Problem details: Scan the material that follows. Copy every line containing the word "Predicted".

Data supplied:
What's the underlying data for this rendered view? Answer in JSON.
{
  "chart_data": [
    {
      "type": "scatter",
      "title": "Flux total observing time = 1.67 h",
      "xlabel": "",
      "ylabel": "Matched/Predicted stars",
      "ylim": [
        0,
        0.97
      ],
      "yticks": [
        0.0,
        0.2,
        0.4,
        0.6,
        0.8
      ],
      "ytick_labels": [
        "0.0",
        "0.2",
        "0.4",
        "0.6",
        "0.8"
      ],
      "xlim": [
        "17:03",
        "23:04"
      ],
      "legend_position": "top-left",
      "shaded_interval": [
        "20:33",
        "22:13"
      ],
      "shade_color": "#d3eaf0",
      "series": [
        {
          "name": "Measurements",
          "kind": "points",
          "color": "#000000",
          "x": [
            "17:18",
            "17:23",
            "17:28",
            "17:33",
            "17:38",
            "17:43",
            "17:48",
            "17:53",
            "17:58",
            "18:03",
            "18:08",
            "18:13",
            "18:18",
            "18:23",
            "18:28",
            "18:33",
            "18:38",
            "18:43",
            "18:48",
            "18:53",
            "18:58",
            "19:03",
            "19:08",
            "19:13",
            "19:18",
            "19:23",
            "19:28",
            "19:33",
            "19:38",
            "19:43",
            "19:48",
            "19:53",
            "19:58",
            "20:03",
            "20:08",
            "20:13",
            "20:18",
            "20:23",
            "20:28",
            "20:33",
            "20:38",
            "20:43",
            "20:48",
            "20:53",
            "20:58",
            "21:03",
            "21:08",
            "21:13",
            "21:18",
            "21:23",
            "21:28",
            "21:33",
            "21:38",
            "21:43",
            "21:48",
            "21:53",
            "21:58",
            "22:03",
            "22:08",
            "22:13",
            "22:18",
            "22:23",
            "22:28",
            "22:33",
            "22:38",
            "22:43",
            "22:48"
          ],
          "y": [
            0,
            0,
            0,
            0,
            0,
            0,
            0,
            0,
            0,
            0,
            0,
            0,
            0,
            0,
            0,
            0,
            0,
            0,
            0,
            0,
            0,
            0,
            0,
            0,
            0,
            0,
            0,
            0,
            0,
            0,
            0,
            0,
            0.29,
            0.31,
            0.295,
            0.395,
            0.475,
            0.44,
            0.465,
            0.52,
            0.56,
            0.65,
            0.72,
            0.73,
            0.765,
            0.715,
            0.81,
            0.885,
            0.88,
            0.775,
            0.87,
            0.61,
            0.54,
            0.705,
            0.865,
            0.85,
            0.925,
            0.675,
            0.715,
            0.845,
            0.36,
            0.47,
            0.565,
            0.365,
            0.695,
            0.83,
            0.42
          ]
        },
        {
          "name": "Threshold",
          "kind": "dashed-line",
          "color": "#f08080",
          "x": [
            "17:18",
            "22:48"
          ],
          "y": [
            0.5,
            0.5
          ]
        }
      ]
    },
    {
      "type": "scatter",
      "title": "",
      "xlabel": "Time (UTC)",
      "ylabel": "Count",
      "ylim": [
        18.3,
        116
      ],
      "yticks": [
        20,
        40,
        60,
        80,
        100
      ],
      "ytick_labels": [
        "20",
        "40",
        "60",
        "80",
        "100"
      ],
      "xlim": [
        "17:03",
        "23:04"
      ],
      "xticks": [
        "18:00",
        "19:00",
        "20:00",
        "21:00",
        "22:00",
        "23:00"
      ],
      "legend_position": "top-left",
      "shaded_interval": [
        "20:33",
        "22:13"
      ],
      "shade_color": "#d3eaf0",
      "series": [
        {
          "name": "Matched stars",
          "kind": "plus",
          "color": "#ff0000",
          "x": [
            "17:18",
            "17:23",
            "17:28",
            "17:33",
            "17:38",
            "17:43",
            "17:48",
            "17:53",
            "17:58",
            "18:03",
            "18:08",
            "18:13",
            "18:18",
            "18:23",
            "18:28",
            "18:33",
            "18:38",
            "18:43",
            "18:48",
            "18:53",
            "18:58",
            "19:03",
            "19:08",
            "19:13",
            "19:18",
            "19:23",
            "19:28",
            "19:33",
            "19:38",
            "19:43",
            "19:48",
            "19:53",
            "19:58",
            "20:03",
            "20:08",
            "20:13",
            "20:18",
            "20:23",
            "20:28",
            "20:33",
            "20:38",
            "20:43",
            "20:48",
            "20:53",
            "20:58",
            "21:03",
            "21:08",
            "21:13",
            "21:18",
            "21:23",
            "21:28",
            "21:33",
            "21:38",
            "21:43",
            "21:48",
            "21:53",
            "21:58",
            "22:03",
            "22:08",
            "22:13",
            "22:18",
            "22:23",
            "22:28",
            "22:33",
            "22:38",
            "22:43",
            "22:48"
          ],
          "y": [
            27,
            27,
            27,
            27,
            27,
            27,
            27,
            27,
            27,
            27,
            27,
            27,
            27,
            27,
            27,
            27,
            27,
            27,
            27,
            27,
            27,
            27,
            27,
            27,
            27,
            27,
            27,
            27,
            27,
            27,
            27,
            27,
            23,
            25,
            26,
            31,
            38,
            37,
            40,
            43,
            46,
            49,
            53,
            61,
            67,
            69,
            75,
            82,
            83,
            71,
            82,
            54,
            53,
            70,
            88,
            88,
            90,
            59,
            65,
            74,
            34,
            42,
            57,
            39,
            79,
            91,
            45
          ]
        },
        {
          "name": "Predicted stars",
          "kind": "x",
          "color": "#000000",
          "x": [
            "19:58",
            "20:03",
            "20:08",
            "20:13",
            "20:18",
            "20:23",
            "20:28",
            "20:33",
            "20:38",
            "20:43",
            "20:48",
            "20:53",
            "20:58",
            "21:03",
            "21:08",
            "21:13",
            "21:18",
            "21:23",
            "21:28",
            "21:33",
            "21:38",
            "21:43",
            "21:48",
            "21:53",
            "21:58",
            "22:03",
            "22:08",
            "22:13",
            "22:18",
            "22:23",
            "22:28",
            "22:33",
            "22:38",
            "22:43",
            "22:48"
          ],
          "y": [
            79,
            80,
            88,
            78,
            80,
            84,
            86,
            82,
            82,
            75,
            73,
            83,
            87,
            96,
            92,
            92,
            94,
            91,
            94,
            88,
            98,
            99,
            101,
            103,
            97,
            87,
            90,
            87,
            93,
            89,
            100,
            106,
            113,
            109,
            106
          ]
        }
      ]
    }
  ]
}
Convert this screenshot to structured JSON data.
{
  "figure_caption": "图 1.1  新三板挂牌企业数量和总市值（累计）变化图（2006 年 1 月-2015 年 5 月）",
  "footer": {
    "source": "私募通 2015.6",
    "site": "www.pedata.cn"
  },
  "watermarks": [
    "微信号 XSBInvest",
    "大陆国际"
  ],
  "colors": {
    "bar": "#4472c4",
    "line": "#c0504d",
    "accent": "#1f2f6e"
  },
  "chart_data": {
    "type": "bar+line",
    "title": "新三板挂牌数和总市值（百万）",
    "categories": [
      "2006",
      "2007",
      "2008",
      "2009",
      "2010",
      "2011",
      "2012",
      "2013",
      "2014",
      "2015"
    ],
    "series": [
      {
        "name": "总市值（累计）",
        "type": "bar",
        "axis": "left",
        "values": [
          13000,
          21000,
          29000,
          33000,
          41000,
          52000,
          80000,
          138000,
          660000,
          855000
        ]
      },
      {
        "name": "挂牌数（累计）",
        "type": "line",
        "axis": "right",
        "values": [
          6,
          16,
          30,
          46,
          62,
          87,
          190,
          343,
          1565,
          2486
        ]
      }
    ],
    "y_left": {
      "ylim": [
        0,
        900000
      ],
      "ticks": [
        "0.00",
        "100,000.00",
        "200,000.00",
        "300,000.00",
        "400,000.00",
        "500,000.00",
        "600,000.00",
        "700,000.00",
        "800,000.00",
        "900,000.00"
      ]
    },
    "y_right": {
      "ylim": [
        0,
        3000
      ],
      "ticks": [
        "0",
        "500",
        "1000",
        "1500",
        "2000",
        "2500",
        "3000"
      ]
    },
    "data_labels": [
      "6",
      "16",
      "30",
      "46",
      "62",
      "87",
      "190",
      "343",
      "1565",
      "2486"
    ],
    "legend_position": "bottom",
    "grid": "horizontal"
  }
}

Response to the task:
      "ylabel": "Matched/Predicted stars",
          "name": "Predicted stars",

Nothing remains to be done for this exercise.